- **Problem description**
Pull out every line with the word "ground" from the entries below.

════════════════

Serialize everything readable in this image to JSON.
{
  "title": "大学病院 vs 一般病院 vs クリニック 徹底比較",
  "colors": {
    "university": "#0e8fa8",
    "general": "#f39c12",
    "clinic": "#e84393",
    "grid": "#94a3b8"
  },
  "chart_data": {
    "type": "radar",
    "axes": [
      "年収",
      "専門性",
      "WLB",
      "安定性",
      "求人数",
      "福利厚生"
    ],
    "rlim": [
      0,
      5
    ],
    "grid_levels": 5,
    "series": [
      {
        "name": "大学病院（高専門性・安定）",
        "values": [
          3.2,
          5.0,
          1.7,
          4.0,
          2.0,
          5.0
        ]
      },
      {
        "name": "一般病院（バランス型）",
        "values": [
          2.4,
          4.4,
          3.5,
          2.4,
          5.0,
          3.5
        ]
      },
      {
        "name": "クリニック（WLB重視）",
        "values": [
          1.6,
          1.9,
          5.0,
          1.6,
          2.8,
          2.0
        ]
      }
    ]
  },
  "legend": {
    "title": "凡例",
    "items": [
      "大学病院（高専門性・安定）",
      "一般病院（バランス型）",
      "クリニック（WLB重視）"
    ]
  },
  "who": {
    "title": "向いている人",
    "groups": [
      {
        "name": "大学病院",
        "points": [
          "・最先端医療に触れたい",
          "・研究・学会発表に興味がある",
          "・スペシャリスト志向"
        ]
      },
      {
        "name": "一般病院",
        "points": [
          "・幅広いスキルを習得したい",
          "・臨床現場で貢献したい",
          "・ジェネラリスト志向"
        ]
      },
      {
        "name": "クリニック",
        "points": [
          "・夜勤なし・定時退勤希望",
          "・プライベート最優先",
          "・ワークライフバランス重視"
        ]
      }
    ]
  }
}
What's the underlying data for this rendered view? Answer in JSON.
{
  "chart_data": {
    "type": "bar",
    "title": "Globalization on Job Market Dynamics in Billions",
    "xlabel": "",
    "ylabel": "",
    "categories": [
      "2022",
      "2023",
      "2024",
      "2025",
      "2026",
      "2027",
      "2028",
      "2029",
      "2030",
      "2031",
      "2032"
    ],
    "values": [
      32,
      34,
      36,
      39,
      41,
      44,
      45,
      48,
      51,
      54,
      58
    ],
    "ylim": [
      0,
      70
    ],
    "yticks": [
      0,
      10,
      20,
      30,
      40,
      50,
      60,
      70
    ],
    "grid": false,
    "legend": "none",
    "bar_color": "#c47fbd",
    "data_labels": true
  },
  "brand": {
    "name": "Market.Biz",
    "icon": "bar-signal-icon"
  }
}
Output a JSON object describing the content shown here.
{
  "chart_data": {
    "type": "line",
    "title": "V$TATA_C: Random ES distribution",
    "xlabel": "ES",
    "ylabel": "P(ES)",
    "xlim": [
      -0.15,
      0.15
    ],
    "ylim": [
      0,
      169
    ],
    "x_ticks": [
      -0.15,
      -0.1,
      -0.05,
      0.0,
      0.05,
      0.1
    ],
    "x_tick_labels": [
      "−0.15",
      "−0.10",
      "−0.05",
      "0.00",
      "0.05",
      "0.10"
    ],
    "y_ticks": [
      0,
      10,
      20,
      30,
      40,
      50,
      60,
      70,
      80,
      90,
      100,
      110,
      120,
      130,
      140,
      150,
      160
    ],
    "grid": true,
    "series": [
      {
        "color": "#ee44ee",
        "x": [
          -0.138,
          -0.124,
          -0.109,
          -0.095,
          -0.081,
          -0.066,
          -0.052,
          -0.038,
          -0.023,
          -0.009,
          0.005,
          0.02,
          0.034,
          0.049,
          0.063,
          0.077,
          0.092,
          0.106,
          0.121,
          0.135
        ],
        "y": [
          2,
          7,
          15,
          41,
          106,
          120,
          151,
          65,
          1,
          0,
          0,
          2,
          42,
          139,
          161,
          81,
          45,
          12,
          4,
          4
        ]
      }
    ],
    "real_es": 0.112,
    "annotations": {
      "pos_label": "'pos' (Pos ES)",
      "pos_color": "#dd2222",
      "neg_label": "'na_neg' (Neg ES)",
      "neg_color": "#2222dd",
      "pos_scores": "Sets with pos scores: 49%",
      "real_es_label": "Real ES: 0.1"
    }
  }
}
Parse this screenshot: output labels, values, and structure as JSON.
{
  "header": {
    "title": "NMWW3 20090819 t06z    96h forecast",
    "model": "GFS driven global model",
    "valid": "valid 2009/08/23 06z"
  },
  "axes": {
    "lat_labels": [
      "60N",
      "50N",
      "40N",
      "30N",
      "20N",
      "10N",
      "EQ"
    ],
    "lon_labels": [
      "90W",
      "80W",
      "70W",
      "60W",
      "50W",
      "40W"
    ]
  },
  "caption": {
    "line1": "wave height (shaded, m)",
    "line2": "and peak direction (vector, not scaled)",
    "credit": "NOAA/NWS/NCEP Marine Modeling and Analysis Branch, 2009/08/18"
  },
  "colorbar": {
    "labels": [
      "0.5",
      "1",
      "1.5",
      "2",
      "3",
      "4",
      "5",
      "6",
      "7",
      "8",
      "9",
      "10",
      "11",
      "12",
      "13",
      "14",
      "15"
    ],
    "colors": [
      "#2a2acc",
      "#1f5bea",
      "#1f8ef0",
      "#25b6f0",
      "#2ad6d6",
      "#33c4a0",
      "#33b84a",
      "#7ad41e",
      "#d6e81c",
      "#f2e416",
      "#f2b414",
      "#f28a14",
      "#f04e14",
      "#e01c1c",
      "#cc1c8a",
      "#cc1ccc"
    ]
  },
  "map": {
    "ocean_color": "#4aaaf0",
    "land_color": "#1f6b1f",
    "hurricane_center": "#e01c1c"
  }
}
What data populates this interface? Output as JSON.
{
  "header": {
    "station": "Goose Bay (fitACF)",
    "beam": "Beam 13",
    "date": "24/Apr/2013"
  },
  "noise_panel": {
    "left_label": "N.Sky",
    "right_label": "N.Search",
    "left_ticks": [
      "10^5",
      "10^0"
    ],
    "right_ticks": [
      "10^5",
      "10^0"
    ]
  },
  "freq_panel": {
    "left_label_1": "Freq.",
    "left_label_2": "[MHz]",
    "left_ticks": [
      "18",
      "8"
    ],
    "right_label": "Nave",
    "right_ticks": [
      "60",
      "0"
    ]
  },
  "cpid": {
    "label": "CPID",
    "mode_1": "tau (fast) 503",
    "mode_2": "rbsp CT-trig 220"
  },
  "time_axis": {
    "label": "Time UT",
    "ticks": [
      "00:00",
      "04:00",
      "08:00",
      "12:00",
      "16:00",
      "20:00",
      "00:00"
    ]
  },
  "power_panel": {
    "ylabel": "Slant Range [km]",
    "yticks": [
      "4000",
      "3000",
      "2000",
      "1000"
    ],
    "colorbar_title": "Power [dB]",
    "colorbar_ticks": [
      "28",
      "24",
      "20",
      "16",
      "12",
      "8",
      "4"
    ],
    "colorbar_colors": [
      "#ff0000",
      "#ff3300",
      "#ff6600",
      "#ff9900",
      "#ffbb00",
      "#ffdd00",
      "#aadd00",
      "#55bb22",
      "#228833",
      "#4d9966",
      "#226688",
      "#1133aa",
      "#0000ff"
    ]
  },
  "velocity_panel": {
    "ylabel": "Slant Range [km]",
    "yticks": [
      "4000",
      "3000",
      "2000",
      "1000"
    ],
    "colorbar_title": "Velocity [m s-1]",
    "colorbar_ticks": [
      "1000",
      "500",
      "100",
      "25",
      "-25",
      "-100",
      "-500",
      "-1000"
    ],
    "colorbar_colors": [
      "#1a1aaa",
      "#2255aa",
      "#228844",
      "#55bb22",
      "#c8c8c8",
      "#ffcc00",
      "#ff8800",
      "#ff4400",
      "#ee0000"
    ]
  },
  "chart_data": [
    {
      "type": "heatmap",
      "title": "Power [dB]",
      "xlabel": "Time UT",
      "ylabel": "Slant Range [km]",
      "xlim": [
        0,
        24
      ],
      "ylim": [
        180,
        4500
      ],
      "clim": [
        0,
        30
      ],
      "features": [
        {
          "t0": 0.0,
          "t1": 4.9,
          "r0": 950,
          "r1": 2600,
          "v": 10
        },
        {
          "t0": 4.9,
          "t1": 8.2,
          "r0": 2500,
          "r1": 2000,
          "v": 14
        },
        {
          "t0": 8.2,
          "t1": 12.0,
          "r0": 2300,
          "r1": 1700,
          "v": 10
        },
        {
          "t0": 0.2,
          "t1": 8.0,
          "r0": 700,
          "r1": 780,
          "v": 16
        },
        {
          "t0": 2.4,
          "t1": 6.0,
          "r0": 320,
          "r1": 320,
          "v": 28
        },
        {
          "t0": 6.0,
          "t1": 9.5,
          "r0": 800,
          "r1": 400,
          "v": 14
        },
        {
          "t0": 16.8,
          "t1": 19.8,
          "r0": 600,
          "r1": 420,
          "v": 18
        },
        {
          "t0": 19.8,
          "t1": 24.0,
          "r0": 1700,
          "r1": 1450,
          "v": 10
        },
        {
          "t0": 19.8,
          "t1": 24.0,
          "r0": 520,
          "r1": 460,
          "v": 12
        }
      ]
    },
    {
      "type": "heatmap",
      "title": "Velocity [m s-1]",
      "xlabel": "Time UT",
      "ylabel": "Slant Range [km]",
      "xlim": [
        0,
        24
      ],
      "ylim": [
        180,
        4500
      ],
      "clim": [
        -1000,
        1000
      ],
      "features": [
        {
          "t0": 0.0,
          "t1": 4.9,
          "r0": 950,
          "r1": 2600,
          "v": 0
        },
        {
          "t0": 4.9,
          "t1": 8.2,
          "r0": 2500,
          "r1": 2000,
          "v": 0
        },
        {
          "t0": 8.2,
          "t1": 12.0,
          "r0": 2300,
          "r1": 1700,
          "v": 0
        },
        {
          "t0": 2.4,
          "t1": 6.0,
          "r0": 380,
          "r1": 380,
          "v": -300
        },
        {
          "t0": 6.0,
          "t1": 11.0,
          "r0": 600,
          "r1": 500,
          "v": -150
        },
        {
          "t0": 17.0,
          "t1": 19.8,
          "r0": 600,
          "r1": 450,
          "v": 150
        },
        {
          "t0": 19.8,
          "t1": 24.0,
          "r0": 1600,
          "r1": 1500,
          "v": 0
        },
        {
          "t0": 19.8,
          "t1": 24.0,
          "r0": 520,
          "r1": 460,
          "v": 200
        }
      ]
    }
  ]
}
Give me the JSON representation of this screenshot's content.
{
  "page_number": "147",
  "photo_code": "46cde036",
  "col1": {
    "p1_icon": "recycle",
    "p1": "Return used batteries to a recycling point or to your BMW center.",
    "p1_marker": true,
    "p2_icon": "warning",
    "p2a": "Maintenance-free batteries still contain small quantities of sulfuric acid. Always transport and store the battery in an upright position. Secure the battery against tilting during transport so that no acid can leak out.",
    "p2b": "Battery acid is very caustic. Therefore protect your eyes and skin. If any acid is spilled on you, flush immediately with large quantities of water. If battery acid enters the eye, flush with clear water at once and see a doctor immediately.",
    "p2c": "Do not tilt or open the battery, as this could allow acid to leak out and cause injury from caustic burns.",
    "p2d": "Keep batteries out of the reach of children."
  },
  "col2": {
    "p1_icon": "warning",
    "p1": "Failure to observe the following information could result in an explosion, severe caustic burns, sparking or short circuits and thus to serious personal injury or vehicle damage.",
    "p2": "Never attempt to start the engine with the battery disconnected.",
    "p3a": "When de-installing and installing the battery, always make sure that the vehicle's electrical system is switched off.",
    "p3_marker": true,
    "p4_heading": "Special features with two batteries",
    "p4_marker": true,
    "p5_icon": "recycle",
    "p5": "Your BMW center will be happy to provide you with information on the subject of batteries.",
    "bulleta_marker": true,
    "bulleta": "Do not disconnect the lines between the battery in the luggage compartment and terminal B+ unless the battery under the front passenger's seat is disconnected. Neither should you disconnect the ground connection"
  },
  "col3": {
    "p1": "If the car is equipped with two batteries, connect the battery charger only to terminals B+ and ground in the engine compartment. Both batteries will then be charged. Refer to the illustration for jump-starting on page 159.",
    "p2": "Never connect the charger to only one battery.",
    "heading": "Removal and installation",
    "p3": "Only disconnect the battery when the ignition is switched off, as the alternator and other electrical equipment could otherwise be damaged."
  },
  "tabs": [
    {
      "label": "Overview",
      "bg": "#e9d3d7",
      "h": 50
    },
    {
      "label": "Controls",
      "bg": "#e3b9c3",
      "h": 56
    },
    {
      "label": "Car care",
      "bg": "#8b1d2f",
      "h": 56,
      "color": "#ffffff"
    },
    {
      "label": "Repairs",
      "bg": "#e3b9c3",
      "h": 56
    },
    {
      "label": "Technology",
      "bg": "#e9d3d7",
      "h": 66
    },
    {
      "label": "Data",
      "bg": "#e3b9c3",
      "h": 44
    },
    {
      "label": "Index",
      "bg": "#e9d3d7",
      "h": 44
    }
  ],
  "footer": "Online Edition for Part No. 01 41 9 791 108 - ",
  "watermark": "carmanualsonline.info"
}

════════════════

- **Exercise answer**
    "bulleta": "Do not disconnect the lines between the battery in the luggage compartment and terminal B+ unless the battery under the front passenger's seat is disconnected. Neither should you disconnect the ground connection"
    "p1": "If the car is equipped with two batteries, connect the battery charger only to terminals B+ and ground in the engine compartment. Both batteries will then be charged. Refer to the illustration for jump-starting on page 159.",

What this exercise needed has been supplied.